Stored items from a collection
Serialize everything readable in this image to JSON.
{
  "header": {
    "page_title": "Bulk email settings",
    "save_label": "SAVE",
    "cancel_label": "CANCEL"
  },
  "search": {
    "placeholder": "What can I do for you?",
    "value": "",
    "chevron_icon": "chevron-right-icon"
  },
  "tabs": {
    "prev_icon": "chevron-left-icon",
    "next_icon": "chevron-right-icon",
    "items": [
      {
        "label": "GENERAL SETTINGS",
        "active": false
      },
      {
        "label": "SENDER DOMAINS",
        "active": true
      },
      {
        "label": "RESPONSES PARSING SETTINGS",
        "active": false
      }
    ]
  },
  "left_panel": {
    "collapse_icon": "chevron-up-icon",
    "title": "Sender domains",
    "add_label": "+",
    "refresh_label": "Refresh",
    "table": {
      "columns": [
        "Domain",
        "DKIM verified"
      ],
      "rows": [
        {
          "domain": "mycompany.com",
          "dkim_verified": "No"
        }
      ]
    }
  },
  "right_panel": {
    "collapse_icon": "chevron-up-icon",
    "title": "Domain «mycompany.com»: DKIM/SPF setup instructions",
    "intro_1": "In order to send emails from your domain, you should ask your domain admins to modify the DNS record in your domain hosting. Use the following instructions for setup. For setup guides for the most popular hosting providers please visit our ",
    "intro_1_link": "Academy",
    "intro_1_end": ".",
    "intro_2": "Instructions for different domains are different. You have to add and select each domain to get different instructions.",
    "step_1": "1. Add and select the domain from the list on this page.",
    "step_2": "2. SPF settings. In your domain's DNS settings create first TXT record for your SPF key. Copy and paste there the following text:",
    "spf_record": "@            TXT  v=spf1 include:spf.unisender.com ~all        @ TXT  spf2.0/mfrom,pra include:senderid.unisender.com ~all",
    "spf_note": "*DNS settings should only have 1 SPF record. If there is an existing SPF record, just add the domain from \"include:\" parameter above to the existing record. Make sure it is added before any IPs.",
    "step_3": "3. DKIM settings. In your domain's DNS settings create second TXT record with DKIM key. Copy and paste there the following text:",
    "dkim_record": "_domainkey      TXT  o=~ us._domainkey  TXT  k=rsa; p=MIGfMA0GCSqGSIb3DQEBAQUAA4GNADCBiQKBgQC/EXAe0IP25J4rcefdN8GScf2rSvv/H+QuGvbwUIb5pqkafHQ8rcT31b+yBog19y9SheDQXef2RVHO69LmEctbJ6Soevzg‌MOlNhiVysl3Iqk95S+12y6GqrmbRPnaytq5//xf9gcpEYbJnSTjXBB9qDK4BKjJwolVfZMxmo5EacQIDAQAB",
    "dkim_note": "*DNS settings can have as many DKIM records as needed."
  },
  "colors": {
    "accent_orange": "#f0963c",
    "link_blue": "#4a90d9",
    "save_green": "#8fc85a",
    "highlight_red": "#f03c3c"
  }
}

[PROBLEM DESCRIPTION] Going through the entries above, tally each line that has the word "paste". Answer with the number only.

[TASK RESULT] 2